**What the task asks**
Retype every row below word for word, leaving out the pictures.

+-------+

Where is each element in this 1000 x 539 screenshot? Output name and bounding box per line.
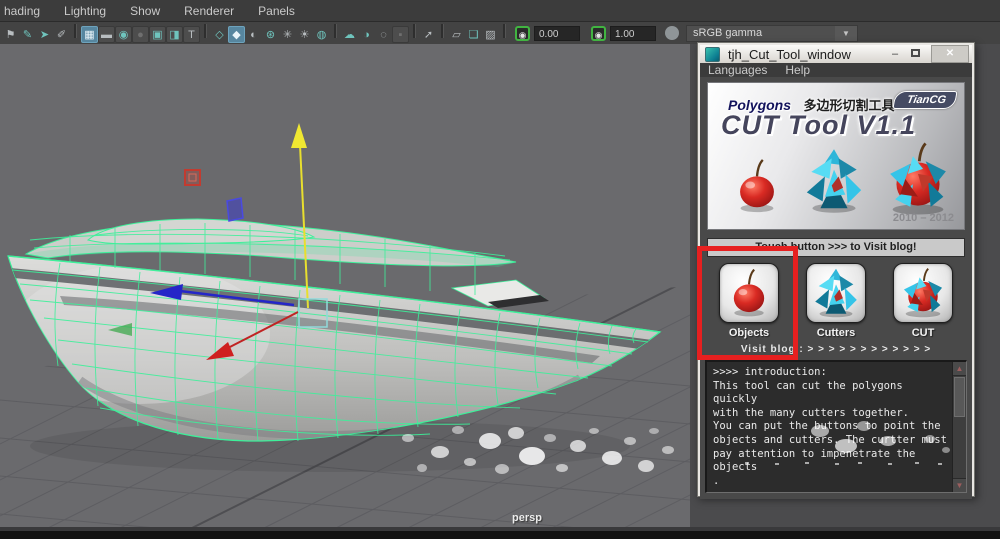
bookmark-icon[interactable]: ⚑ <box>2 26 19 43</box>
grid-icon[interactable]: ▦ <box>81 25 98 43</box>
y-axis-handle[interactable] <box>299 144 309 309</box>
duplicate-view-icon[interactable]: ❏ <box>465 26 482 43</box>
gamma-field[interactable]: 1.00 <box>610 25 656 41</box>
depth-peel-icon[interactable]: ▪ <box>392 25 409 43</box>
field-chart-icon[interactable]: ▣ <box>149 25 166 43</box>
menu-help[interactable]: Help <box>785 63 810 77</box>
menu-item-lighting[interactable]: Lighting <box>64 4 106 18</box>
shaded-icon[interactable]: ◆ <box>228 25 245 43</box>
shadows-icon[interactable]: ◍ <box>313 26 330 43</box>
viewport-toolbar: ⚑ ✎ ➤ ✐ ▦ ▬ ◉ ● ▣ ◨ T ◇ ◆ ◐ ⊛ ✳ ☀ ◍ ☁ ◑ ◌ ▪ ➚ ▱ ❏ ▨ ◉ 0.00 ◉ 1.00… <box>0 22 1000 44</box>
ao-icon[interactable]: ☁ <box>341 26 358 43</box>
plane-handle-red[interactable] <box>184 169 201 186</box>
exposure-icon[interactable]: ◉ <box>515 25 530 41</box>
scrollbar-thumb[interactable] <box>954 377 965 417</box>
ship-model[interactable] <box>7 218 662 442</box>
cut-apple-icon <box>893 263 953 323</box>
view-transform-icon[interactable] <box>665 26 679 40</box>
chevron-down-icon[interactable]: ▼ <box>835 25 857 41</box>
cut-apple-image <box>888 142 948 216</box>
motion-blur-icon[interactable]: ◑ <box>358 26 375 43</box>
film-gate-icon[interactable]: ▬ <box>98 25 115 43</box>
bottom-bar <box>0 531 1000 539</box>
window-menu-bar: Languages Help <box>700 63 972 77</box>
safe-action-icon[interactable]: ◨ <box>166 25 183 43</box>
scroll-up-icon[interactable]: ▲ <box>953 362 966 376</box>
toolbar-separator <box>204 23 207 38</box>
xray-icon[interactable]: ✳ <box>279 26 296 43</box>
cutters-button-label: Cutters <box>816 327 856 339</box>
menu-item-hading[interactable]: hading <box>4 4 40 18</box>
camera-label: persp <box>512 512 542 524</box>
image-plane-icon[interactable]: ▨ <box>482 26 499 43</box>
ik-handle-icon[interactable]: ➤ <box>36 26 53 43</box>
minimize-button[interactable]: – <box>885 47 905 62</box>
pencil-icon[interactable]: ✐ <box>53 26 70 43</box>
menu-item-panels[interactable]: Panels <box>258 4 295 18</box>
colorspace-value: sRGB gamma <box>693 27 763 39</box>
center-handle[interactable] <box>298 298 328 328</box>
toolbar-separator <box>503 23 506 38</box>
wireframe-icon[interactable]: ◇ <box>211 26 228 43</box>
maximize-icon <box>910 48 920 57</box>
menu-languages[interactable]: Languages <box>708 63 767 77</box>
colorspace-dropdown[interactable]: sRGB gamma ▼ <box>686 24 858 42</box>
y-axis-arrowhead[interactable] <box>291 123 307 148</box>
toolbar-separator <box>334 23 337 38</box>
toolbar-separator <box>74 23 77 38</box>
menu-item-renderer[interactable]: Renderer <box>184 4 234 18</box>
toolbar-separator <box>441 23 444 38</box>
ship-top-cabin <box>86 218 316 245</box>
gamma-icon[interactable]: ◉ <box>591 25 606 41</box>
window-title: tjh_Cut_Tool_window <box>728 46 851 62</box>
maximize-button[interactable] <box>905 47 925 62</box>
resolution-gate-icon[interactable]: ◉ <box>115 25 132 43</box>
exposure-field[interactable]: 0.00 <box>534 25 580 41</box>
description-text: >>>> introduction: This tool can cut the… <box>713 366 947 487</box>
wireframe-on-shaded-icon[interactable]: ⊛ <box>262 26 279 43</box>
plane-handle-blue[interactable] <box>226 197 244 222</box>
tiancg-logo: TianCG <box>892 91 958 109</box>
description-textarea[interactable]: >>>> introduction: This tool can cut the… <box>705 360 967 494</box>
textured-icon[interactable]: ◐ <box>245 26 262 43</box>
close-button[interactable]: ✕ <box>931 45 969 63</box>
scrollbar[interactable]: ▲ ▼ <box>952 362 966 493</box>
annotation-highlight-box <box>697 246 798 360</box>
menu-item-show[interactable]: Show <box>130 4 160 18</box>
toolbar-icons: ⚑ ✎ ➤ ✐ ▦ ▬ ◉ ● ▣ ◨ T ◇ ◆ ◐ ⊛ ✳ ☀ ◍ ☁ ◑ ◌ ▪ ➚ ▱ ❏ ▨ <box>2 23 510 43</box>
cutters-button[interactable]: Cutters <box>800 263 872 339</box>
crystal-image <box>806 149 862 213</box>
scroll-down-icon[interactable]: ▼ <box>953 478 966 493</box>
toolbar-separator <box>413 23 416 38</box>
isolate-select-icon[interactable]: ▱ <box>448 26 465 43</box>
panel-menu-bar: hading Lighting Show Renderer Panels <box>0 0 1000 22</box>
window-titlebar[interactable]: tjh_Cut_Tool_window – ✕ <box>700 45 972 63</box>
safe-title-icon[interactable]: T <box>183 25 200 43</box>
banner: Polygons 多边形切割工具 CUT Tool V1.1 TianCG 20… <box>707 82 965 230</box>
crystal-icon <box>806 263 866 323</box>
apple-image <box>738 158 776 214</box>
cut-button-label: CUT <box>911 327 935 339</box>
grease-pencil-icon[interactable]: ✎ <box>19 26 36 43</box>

+-------+

**Completed exercise**
Where is each element in this 1000 x 539 screenshot? Output name and bounding box per line.
bookmark-icon[interactable]: ⚑ <box>2 26 19 43</box>
grid-icon[interactable]: ▦ <box>81 25 98 43</box>
y-axis-handle[interactable] <box>299 144 309 309</box>
duplicate-view-icon[interactable]: ❏ <box>465 26 482 43</box>
gamma-field[interactable]: 1.00 <box>610 25 656 41</box>
depth-peel-icon[interactable]: ▪ <box>392 25 409 43</box>
field-chart-icon[interactable]: ▣ <box>149 25 166 43</box>
menu-help[interactable]: Help <box>785 63 810 77</box>
menu-item-lighting[interactable]: Lighting <box>64 4 106 18</box>
shaded-icon[interactable]: ◆ <box>228 25 245 43</box>
shadows-icon[interactable]: ◍ <box>313 26 330 43</box>
viewport-toolbar: ⚑ ✎ ➤ ✐ ▦ ▬ ◉ ● ▣ ◨ T ◇ ◆ ◐ ⊛ ✳ ☀ ◍ ☁ ◑ ◌ ▪ ➚ ▱ ❏ ▨ ◉ 0.00 ◉ 1.00… <box>0 22 1000 44</box>
ao-icon[interactable]: ☁ <box>341 26 358 43</box>
plane-handle-red[interactable] <box>184 169 201 186</box>
exposure-icon[interactable]: ◉ <box>515 25 530 41</box>
scrollbar-thumb[interactable] <box>954 377 965 417</box>
ship-model[interactable] <box>7 218 662 442</box>
cut-apple-icon <box>893 263 953 323</box>
view-transform-icon[interactable] <box>665 26 679 40</box>
chevron-down-icon[interactable]: ▼ <box>835 25 857 41</box>
cut-apple-image <box>888 142 948 216</box>
motion-blur-icon[interactable]: ◑ <box>358 26 375 43</box>
film-gate-icon[interactable]: ▬ <box>98 25 115 43</box>
bottom-bar <box>0 531 1000 539</box>
window-menu-bar: Languages Help <box>700 63 972 77</box>
safe-action-icon[interactable]: ◨ <box>166 25 183 43</box>
scroll-up-icon[interactable]: ▲ <box>953 362 966 376</box>
toolbar-separator <box>204 23 207 38</box>
xray-icon[interactable]: ✳ <box>279 26 296 43</box>
cutters-button-label: Cutters <box>816 327 856 339</box>
menu-item-hading[interactable]: hading <box>4 4 40 18</box>
camera-label: persp <box>512 512 542 524</box>
image-plane-icon[interactable]: ▨ <box>482 26 499 43</box>
ik-handle-icon[interactable]: ➤ <box>36 26 53 43</box>
minimize-button[interactable]: – <box>885 47 905 62</box>
pencil-icon[interactable]: ✐ <box>53 26 70 43</box>
menu-item-panels[interactable]: Panels <box>258 4 295 18</box>
colorspace-value: sRGB gamma <box>693 27 763 39</box>
center-handle[interactable] <box>298 298 328 328</box>
toolbar-separator <box>503 23 506 38</box>
wireframe-icon[interactable]: ◇ <box>211 26 228 43</box>
maximize-icon <box>910 48 920 57</box>
menu-languages[interactable]: Languages <box>708 63 767 77</box>
colorspace-dropdown[interactable]: sRGB gamma ▼ <box>686 24 858 42</box>
y-axis-arrowhead[interactable] <box>291 123 307 148</box>
toolbar-separator <box>334 23 337 38</box>
toolbar-separator <box>74 23 77 38</box>
menu-item-renderer[interactable]: Renderer <box>184 4 234 18</box>
toolbar-separator <box>441 23 444 38</box>
ship-top-cabin <box>86 218 316 245</box>
gamma-icon[interactable]: ◉ <box>591 25 606 41</box>
window-title: tjh_Cut_Tool_window <box>728 46 851 62</box>
maximize-button[interactable] <box>905 47 925 62</box>
resolution-gate-icon[interactable]: ◉ <box>115 25 132 43</box>
exposure-field[interactable]: 0.00 <box>534 25 580 41</box>
description-text: >>>> introduction: This tool can cut the… <box>713 366 947 487</box>
wireframe-on-shaded-icon[interactable]: ⊛ <box>262 26 279 43</box>
plane-handle-blue[interactable] <box>226 197 244 222</box>
tiancg-logo: TianCG <box>892 91 958 109</box>
description-textarea[interactable]: >>>> introduction: This tool can cut the… <box>705 360 967 494</box>
textured-icon[interactable]: ◐ <box>245 26 262 43</box>
close-button[interactable]: ✕ <box>931 45 969 63</box>
scrollbar[interactable]: ▲ ▼ <box>952 362 966 493</box>
annotation-highlight-box <box>697 246 798 360</box>
menu-item-show[interactable]: Show <box>130 4 160 18</box>
toolbar-icons: ⚑ ✎ ➤ ✐ ▦ ▬ ◉ ● ▣ ◨ T ◇ ◆ ◐ ⊛ ✳ ☀ ◍ ☁ ◑ ◌ ▪ ➚ ▱ ❏ ▨ <box>2 23 510 43</box>
cutters-button[interactable]: Cutters <box>800 263 872 339</box>
crystal-image <box>806 149 862 213</box>
scroll-down-icon[interactable]: ▼ <box>953 478 966 493</box>
toolbar-separator <box>413 23 416 38</box>
isolate-select-icon[interactable]: ▱ <box>448 26 465 43</box>
panel-menu-bar: hading Lighting Show Renderer Panels <box>0 0 1000 22</box>
window-titlebar[interactable]: tjh_Cut_Tool_window – ✕ <box>700 45 972 63</box>
safe-title-icon[interactable]: T <box>183 25 200 43</box>
banner: Polygons 多边形切割工具 CUT Tool V1.1 TianCG 20… <box>707 82 965 230</box>
crystal-icon <box>806 263 866 323</box>
apple-image <box>738 158 776 214</box>
cut-button-label: CUT <box>911 327 935 339</box>
grease-pencil-icon[interactable]: ✎ <box>19 26 36 43</box>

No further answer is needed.